Dataset content

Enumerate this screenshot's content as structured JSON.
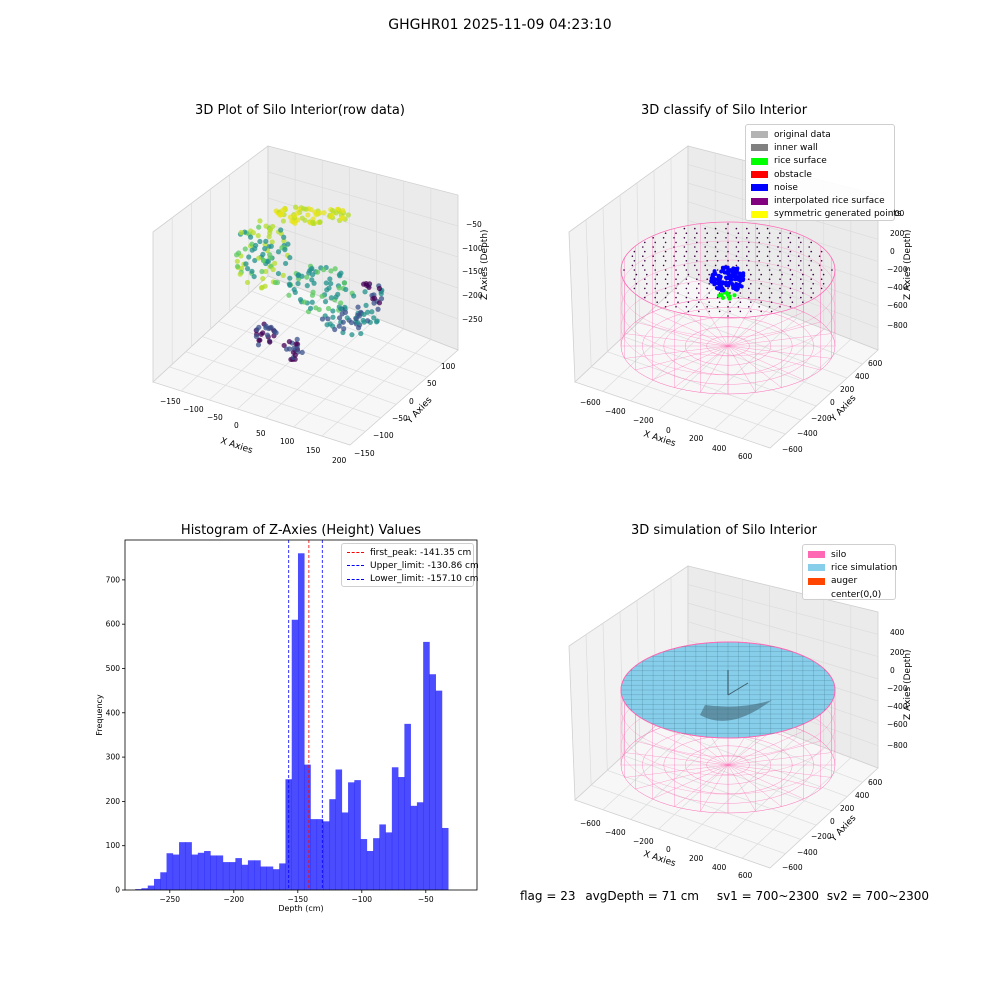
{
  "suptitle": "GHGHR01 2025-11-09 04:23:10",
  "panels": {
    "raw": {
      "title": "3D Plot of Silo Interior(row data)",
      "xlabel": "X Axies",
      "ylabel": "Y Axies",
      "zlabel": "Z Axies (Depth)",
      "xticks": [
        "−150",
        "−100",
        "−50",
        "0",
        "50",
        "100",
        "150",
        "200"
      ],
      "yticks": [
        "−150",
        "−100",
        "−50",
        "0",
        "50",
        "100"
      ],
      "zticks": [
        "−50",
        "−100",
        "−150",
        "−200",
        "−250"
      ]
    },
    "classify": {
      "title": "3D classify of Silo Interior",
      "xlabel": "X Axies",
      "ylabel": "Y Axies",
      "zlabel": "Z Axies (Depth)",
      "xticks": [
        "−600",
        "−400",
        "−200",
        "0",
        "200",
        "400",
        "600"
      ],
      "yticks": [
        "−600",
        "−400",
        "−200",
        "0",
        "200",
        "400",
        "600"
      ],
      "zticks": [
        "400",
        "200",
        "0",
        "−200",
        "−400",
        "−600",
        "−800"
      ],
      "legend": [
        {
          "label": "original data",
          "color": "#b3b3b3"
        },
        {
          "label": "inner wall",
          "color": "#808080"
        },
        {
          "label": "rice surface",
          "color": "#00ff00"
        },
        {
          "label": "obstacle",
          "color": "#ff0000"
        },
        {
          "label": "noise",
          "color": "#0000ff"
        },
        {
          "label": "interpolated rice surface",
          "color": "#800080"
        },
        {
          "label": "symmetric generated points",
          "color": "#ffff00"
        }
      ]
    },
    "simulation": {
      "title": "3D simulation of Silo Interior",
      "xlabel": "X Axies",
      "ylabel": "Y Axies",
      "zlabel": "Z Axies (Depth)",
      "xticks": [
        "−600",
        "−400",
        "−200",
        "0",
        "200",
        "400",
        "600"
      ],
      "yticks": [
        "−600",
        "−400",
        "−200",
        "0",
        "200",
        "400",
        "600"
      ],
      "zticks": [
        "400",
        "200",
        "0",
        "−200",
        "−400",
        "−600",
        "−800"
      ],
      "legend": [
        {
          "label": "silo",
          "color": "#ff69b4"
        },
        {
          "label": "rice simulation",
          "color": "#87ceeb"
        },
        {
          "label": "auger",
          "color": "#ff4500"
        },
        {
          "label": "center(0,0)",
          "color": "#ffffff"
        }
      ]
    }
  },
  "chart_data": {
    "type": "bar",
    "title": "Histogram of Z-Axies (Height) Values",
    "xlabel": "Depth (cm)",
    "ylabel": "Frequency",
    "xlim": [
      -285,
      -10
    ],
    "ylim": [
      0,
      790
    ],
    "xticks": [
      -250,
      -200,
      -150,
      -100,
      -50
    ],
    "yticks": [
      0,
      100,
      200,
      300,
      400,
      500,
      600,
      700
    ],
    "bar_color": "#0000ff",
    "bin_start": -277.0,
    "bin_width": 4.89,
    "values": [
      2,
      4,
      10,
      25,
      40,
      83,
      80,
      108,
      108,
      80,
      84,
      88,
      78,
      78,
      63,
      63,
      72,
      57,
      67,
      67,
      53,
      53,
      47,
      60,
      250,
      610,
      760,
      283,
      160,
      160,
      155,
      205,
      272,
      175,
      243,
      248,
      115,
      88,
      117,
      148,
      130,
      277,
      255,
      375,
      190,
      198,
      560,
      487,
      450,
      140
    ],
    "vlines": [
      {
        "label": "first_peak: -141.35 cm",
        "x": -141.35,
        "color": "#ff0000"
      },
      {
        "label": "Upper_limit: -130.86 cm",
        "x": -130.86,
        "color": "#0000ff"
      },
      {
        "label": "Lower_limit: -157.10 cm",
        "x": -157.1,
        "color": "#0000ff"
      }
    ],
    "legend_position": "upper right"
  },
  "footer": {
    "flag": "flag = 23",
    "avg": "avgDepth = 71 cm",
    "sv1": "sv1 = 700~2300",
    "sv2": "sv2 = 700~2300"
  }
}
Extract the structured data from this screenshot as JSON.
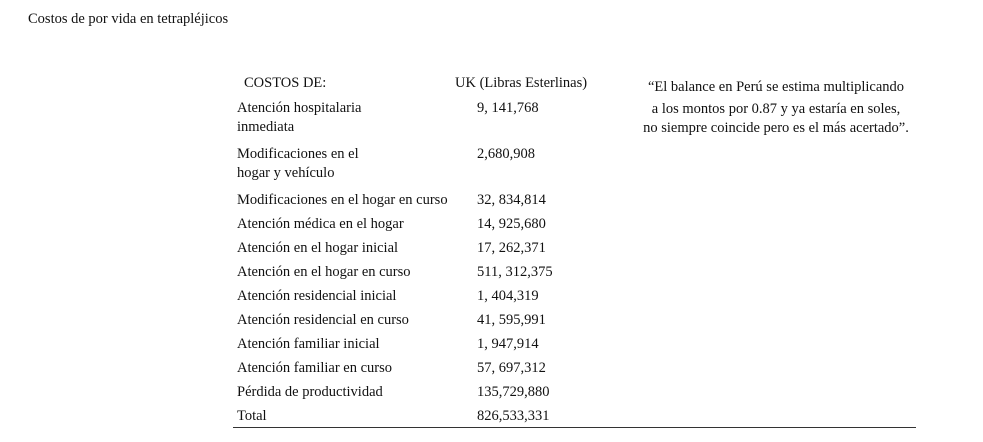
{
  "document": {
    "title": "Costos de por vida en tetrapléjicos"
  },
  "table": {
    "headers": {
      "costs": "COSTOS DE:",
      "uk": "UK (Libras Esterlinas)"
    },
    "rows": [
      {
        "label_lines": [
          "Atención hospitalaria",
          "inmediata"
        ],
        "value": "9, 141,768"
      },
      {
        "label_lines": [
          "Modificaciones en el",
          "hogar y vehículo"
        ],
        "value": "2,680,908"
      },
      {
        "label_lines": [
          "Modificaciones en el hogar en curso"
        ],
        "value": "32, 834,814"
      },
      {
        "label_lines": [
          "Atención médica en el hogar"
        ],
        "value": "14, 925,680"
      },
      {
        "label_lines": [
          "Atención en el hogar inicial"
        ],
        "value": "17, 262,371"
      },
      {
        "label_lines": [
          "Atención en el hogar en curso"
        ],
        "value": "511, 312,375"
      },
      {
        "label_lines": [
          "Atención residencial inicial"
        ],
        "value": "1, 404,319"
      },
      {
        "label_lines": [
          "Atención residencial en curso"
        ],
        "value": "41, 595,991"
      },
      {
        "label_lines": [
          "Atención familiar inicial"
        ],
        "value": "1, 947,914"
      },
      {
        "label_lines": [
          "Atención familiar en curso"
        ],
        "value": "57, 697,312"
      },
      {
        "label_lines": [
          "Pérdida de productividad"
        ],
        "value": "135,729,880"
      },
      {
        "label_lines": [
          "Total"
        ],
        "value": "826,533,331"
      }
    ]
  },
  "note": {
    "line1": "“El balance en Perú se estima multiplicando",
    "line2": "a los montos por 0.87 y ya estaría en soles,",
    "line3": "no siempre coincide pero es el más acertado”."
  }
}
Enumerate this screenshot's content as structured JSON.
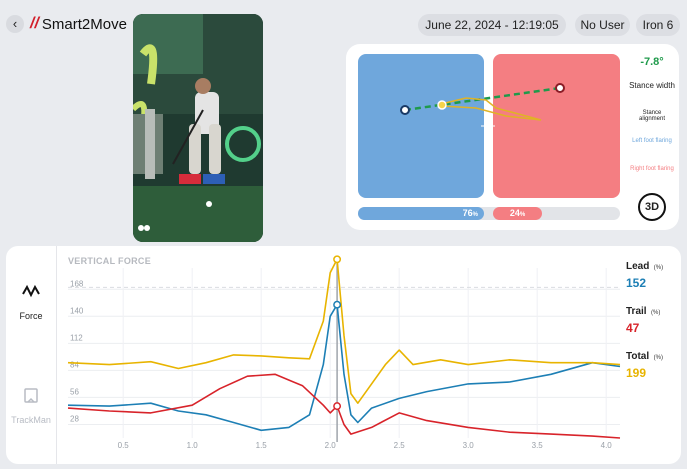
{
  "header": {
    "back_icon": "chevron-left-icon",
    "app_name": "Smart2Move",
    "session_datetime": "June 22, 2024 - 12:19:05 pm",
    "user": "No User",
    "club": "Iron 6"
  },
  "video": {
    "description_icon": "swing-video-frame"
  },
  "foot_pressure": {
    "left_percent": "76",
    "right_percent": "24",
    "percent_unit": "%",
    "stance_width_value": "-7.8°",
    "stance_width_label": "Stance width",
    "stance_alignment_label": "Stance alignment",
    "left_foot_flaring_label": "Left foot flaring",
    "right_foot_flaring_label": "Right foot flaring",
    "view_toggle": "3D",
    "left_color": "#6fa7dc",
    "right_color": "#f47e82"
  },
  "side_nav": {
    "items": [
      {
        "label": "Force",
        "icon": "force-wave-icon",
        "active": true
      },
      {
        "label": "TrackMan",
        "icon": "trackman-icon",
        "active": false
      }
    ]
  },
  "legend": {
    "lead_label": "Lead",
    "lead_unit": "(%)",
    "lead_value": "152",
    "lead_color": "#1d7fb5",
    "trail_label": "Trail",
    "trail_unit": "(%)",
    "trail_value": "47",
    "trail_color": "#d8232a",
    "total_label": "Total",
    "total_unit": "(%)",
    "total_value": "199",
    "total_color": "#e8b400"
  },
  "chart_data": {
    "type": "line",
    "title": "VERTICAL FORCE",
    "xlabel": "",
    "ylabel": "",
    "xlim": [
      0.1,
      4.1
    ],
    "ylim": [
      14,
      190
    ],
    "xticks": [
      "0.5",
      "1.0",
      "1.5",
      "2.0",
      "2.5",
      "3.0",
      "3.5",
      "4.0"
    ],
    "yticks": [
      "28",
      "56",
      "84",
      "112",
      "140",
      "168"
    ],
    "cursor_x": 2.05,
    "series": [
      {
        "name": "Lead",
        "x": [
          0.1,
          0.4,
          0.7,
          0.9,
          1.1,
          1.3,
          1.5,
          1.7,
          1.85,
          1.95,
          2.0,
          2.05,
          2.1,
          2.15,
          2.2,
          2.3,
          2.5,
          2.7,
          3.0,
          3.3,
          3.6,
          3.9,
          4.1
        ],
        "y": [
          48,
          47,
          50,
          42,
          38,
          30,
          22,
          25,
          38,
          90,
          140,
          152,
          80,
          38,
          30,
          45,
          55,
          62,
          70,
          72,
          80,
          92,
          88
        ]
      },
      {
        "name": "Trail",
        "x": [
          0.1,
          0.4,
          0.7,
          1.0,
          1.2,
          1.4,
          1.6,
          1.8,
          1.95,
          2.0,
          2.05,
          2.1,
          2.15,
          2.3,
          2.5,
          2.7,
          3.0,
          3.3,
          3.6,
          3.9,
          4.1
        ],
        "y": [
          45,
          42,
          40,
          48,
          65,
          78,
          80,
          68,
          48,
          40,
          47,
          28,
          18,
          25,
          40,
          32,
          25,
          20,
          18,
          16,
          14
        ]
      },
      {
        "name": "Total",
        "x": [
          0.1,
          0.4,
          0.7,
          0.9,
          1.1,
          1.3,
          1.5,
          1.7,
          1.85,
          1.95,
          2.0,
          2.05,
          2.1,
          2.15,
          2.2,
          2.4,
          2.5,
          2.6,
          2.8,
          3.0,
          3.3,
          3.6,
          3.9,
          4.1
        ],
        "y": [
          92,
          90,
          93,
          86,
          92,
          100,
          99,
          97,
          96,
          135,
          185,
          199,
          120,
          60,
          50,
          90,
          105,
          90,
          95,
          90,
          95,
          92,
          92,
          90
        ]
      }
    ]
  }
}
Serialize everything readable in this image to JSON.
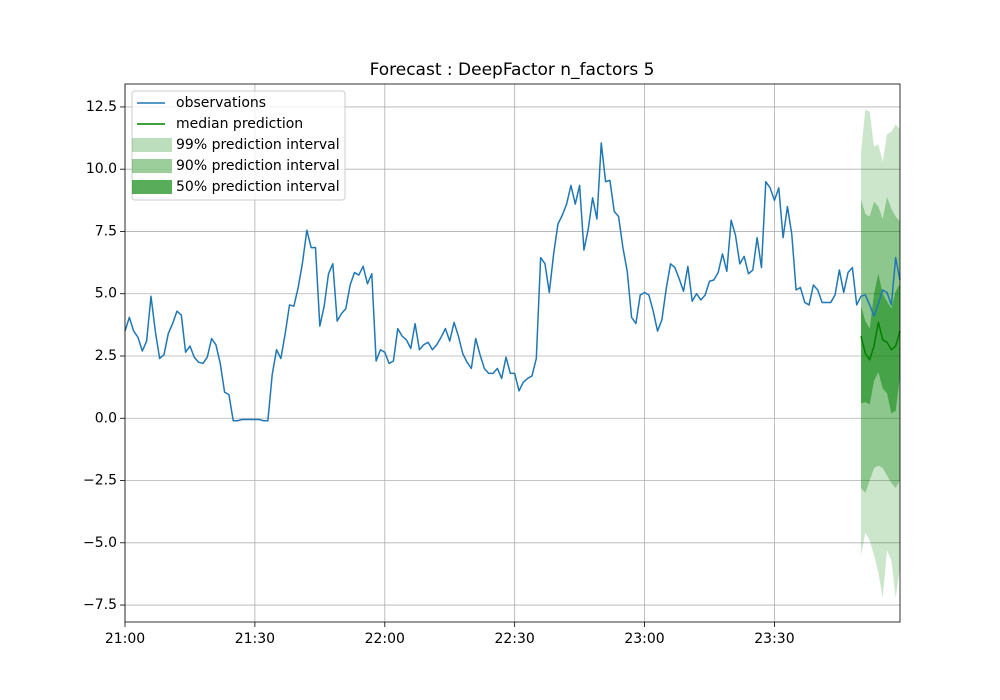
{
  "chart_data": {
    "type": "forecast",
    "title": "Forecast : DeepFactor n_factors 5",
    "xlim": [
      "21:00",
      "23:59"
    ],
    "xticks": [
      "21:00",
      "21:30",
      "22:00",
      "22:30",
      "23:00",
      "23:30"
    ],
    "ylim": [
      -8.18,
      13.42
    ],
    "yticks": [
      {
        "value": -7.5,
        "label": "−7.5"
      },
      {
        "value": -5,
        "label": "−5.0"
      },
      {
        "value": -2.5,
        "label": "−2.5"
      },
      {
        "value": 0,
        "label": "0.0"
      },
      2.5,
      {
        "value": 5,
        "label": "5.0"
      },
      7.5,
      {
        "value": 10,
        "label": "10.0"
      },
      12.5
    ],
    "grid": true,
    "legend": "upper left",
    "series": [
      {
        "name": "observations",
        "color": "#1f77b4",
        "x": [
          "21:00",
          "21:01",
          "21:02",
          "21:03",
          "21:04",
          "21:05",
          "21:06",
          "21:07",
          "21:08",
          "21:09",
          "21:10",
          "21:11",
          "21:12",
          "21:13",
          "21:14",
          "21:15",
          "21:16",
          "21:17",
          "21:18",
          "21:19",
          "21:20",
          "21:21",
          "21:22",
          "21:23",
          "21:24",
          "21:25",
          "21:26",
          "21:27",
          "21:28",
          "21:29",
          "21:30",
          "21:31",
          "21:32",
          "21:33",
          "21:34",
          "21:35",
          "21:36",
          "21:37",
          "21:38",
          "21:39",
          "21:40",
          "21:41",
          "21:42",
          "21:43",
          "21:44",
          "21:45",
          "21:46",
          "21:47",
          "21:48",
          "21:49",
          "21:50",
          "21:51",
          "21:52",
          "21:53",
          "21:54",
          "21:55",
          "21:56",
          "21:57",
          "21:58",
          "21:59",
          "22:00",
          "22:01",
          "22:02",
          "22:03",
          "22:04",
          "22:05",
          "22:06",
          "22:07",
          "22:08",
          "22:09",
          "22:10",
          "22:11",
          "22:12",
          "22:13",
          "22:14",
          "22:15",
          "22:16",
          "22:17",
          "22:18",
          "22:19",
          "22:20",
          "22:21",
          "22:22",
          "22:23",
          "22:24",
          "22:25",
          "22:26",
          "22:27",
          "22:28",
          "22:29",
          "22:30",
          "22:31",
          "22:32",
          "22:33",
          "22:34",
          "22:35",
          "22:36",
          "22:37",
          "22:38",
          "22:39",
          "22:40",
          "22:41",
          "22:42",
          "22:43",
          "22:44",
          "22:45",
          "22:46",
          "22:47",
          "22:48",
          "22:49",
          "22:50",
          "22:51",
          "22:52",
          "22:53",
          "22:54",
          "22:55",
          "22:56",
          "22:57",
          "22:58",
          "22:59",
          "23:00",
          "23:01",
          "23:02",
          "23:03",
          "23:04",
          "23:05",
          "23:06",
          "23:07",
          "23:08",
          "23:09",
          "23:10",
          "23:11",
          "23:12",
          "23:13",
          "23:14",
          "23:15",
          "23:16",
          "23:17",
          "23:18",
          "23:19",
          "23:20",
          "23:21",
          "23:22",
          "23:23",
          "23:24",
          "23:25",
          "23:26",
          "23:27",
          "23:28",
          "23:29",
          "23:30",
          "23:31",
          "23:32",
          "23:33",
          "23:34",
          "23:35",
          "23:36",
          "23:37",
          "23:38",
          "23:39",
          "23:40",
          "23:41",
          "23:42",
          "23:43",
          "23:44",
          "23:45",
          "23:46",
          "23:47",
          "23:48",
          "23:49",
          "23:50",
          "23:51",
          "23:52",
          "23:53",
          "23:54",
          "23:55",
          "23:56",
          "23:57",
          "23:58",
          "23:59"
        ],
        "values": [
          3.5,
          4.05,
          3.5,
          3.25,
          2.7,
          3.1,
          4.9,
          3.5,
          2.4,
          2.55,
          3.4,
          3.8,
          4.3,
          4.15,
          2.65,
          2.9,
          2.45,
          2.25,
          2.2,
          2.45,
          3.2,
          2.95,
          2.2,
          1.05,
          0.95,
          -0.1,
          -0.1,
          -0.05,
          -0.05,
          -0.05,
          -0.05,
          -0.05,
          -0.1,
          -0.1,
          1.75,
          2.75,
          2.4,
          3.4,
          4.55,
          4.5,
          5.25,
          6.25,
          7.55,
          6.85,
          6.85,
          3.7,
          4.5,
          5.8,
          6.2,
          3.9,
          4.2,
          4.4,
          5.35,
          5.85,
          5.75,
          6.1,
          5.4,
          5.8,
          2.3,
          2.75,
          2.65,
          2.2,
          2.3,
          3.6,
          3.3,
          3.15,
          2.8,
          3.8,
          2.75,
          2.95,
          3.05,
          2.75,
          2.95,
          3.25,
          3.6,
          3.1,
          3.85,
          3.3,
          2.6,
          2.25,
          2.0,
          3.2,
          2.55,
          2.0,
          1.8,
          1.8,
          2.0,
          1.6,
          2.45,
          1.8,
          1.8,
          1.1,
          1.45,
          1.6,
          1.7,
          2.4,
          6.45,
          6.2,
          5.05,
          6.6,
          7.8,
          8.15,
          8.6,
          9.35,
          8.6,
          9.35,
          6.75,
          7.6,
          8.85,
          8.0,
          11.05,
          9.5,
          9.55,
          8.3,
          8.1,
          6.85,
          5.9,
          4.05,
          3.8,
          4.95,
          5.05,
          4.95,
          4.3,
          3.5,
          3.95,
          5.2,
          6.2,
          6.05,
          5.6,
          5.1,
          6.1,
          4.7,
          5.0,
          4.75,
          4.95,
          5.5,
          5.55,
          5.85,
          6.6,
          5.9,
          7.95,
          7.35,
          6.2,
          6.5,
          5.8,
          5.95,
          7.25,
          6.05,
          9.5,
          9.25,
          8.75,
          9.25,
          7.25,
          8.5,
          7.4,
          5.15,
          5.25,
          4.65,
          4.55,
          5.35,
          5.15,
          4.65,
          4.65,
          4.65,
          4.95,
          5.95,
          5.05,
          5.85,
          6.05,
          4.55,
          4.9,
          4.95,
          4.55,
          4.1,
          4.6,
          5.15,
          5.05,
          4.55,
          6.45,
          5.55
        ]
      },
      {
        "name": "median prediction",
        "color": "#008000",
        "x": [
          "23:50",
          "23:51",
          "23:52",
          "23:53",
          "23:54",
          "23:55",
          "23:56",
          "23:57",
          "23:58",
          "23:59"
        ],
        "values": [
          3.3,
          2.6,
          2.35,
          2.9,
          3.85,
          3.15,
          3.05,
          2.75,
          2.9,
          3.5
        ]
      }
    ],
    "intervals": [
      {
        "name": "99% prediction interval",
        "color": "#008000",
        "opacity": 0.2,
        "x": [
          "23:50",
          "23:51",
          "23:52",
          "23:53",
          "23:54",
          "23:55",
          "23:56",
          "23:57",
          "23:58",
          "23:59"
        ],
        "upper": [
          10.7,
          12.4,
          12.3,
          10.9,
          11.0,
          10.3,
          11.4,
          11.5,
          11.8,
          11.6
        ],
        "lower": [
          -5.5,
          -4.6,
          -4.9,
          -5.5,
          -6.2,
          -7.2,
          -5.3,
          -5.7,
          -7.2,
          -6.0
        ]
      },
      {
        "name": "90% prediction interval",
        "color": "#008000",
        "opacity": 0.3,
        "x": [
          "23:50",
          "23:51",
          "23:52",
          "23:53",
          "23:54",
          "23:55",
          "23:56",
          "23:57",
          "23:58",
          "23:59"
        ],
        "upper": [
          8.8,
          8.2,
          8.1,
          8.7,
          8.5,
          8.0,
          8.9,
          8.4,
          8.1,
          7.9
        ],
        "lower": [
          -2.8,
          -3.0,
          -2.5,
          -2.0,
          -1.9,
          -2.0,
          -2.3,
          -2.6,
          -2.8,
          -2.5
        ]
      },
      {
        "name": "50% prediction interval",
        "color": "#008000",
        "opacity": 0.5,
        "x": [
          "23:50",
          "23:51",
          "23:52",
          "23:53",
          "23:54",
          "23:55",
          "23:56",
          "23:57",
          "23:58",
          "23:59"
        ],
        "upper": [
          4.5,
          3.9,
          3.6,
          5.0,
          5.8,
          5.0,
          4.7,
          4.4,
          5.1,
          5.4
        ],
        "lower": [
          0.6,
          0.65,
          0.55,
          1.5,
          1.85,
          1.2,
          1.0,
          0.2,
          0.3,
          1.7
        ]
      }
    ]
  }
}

What is needed
Show all lines from the records above where the word "rice" occurs.

The response
          "label": "rice surface",
          "label": "interpolated rice surface",
          "label": "rice simulation",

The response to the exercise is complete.